Short exercise
Here are some records; quote them exactly, leaving out the pictures.

==== Information given ====

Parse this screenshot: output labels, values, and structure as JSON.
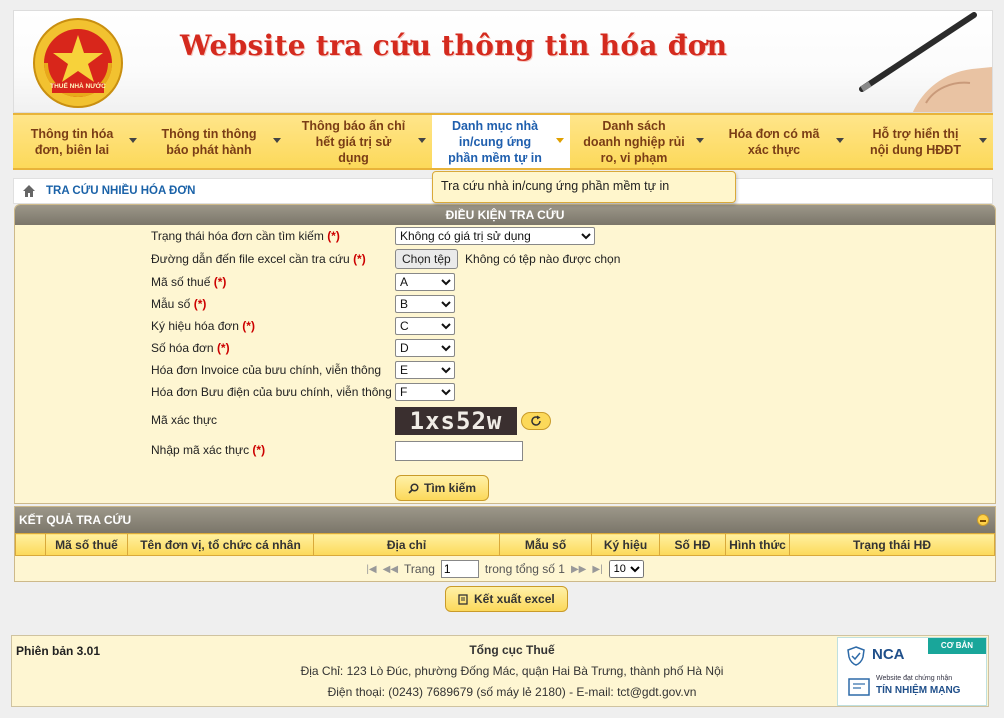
{
  "header": {
    "logo_text": "THUẾ NHÀ NƯỚC",
    "title": "Website tra cứu thông tin hóa đơn"
  },
  "nav": {
    "items": [
      {
        "label": "Thông tin hóa đơn, biên lai"
      },
      {
        "label": "Thông tin thông báo phát hành"
      },
      {
        "label": "Thông báo ấn chỉ hết giá trị sử dụng"
      },
      {
        "label": "Danh mục nhà in/cung ứng phần mềm tự in"
      },
      {
        "label": "Danh sách doanh nghiệp rủi ro, vi phạm"
      },
      {
        "label": "Hóa đơn có mã xác thực"
      },
      {
        "label": "Hỗ trợ hiển thị nội dung HĐĐT"
      }
    ],
    "active_index": 3,
    "dropdown_item": "Tra cứu nhà in/cung ứng phần mềm tự in"
  },
  "breadcrumb": {
    "text": "TRA CỨU NHIỀU HÓA ĐƠN"
  },
  "search": {
    "title": "ĐIỀU KIỆN TRA CỨU",
    "required_mark": "(*)",
    "fields": {
      "status_label": "Trạng thái hóa đơn cần tìm kiếm",
      "status_value": "Không có giá trị sử dụng",
      "file_label": "Đường dẫn đến file excel cần tra cứu",
      "file_button": "Chọn tệp",
      "file_text": "Không có tệp nào được chọn",
      "tax_code_label": "Mã số thuế",
      "tax_code_value": "A",
      "template_label": "Mẫu số",
      "template_value": "B",
      "symbol_label": "Ký hiệu hóa đơn",
      "symbol_value": "C",
      "number_label": "Số hóa đơn",
      "number_value": "D",
      "invoice_post_label": "Hóa đơn Invoice của bưu chính, viễn thông",
      "invoice_post_value": "E",
      "post_invoice_label": "Hóa đơn Bưu điện của bưu chính, viễn thông",
      "post_invoice_value": "F",
      "captcha_label": "Mã xác thực",
      "captcha_value": "1xs52w",
      "captcha_input_label": "Nhập mã xác thực",
      "captcha_input_value": ""
    },
    "search_button": "Tìm kiếm"
  },
  "results": {
    "title": "KẾT QUẢ TRA CỨU",
    "columns": [
      "",
      "Mã số thuế",
      "Tên đơn vị, tổ chức cá nhân",
      "Địa chỉ",
      "Mẫu số",
      "Ký hiệu",
      "Số HĐ",
      "Hình thức",
      "Trạng thái HĐ"
    ],
    "pager": {
      "page_label": "Trang",
      "page_value": "1",
      "total_text": "trong tổng số 1",
      "page_size": "10"
    },
    "export_button": "Kết xuất excel"
  },
  "footer": {
    "version": "Phiên bản 3.01",
    "org": "Tổng cục Thuế",
    "address": "Địa Chỉ: 123 Lò Đúc, phường Đống Mác, quận Hai Bà Trưng, thành phố Hà Nội",
    "contact": "Điện thoại: (0243) 7689679 (số máy lẻ 2180) - E-mail: tct@gdt.gov.vn",
    "badge": {
      "tag": "CƠ BẢN",
      "brand": "NCA",
      "subtitle": "Website đạt chứng nhận",
      "title": "TÍN NHIỆM MẠNG"
    }
  }
}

====

Solution
Parse this screenshot: output labels, values, and structure as JSON.
{
  "header": {
    "logo_text": "THUẾ NHÀ NƯỚC",
    "title": "Website tra cứu thông tin hóa đơn"
  },
  "nav": {
    "items": [
      {
        "label": "Thông tin hóa đơn, biên lai"
      },
      {
        "label": "Thông tin thông báo phát hành"
      },
      {
        "label": "Thông báo ấn chỉ hết giá trị sử dụng"
      },
      {
        "label": "Danh mục nhà in/cung ứng phần mềm tự in"
      },
      {
        "label": "Danh sách doanh nghiệp rủi ro, vi phạm"
      },
      {
        "label": "Hóa đơn có mã xác thực"
      },
      {
        "label": "Hỗ trợ hiển thị nội dung HĐĐT"
      }
    ],
    "active_index": 3,
    "dropdown_item": "Tra cứu nhà in/cung ứng phần mềm tự in"
  },
  "breadcrumb": {
    "text": "TRA CỨU NHIỀU HÓA ĐƠN"
  },
  "search": {
    "title": "ĐIỀU KIỆN TRA CỨU",
    "required_mark": "(*)",
    "fields": {
      "status_label": "Trạng thái hóa đơn cần tìm kiếm",
      "status_value": "Không có giá trị sử dụng",
      "file_label": "Đường dẫn đến file excel cần tra cứu",
      "file_button": "Chọn tệp",
      "file_text": "Không có tệp nào được chọn",
      "tax_code_label": "Mã số thuế",
      "tax_code_value": "A",
      "template_label": "Mẫu số",
      "template_value": "B",
      "symbol_label": "Ký hiệu hóa đơn",
      "symbol_value": "C",
      "number_label": "Số hóa đơn",
      "number_value": "D",
      "invoice_post_label": "Hóa đơn Invoice của bưu chính, viễn thông",
      "invoice_post_value": "E",
      "post_invoice_label": "Hóa đơn Bưu điện của bưu chính, viễn thông",
      "post_invoice_value": "F",
      "captcha_label": "Mã xác thực",
      "captcha_value": "1xs52w",
      "captcha_input_label": "Nhập mã xác thực",
      "captcha_input_value": ""
    },
    "search_button": "Tìm kiếm"
  },
  "results": {
    "title": "KẾT QUẢ TRA CỨU",
    "columns": [
      "",
      "Mã số thuế",
      "Tên đơn vị, tổ chức cá nhân",
      "Địa chỉ",
      "Mẫu số",
      "Ký hiệu",
      "Số HĐ",
      "Hình thức",
      "Trạng thái HĐ"
    ],
    "pager": {
      "page_label": "Trang",
      "page_value": "1",
      "total_text": "trong tổng số 1",
      "page_size": "10"
    },
    "export_button": "Kết xuất excel"
  },
  "footer": {
    "version": "Phiên bản 3.01",
    "org": "Tổng cục Thuế",
    "address": "Địa Chỉ: 123 Lò Đúc, phường Đống Mác, quận Hai Bà Trưng, thành phố Hà Nội",
    "contact": "Điện thoại: (0243) 7689679 (số máy lẻ 2180) - E-mail: tct@gdt.gov.vn",
    "badge": {
      "tag": "CƠ BẢN",
      "brand": "NCA",
      "subtitle": "Website đạt chứng nhận",
      "title": "TÍN NHIỆM MẠNG"
    }
  }
}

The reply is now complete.